After the company reached Chile in 1619, the army swept through the lands and property of the Mapuche people. Erauso acted as a conqueror, massacring many Indians. In Chile the secretary of the governor was his brother Don Miguel de Erauso; Miguel welcomed him without recognizing him. Erauso lived there for three years but because of a dispute with his brother, possibly because of a woman, he was banished to Paicabí, territory of Indians.

There, Erauso fought in the service of the crown in the Arauco War against the Mapuche in today's Chile. He earned a reputation for bravery and skill with weapons, without revealing that he was biologically a woman.

In the battle of Valdivia, he was promoted to second lieutenant. In the following battle of Puren, his captain was killed and he took command, winning the battle. Many complaints were made against him for his cruelty to the Indians, and Erauso did not receive more promotions.

He reacted with more violence: killing people he met on the road, and causing extensive damage and burning crops. In Concepción, he assassinated the chief auditor of the city. He was locked in a church for six months, but after release, killed his brother Miguel in a duel. He was imprisoned for eight months.

He later fled to the Governorate of the Río de la Plata (now Argentina) across the Andes, taking a difficult path. At the brink of death, he was saved by a villager and taken to Tucumán. There he promised marriage to two young women: the daughter of an Indian widow (who hosted Erauso on her farm during his convalescence) and the niece of a canon.

### [DATA]

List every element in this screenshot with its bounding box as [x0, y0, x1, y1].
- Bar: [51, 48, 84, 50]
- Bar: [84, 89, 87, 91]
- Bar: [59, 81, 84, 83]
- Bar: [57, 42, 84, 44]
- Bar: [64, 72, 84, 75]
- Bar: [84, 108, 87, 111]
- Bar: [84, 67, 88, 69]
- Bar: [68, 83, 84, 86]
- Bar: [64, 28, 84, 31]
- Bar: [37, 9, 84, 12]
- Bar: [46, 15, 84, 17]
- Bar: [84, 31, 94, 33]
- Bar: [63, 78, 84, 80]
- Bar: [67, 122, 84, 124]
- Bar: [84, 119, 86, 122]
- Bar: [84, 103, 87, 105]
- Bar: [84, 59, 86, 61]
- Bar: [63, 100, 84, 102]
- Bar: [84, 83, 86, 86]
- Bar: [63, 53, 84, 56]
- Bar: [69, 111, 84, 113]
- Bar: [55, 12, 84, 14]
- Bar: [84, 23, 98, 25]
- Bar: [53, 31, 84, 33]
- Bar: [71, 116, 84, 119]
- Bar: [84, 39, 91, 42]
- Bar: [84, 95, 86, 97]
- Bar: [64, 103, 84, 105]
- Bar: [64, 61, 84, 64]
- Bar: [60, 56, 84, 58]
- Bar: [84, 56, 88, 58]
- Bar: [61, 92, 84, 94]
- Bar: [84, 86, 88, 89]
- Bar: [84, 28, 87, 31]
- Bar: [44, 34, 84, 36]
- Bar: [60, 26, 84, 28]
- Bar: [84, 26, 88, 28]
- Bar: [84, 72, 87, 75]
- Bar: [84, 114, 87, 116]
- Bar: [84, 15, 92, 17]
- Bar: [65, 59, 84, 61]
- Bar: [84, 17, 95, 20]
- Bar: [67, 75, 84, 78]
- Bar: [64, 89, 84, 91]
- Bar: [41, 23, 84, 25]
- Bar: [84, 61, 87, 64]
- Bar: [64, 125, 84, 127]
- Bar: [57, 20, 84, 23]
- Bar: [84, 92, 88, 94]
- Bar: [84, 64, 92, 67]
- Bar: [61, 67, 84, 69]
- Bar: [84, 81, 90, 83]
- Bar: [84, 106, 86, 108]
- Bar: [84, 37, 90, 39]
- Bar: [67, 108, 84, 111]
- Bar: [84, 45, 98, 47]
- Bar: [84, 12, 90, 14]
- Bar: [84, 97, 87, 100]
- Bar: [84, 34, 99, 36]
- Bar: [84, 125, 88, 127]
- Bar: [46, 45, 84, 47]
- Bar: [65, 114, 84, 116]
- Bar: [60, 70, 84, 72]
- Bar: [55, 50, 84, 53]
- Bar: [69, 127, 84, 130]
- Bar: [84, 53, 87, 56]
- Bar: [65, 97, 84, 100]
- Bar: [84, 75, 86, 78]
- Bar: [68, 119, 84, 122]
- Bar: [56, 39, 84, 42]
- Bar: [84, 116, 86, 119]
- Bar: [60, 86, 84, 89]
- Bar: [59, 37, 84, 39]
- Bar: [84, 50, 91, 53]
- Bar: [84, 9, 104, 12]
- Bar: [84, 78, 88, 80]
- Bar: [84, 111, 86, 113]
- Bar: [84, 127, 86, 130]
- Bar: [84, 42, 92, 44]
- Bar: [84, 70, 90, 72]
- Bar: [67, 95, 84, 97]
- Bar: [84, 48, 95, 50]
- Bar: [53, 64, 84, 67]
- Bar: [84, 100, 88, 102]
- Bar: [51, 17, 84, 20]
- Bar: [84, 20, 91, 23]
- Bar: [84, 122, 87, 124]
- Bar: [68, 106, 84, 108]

### [INSTRUCTIONS FOR THE TASK]
Transcribe the portion of the passage on Erauso that begins with "After the company" and ends with "territory of Indians.". The lines above have no role in this work.

### [WRITTEN SOLUTION]
After the company reached Chile in 1619, the army swept through the lands and property of the Mapuche people. Erauso acted as a conqueror, massacring many Indians. In Chile the secretary of the governor was his brother Don Miguel de Erauso; Miguel welcomed him without recognizing him. Erauso lived there for three years but because of a dispute with his brother, possibly because of a woman, he was banished to Paicabí, territory of Indians.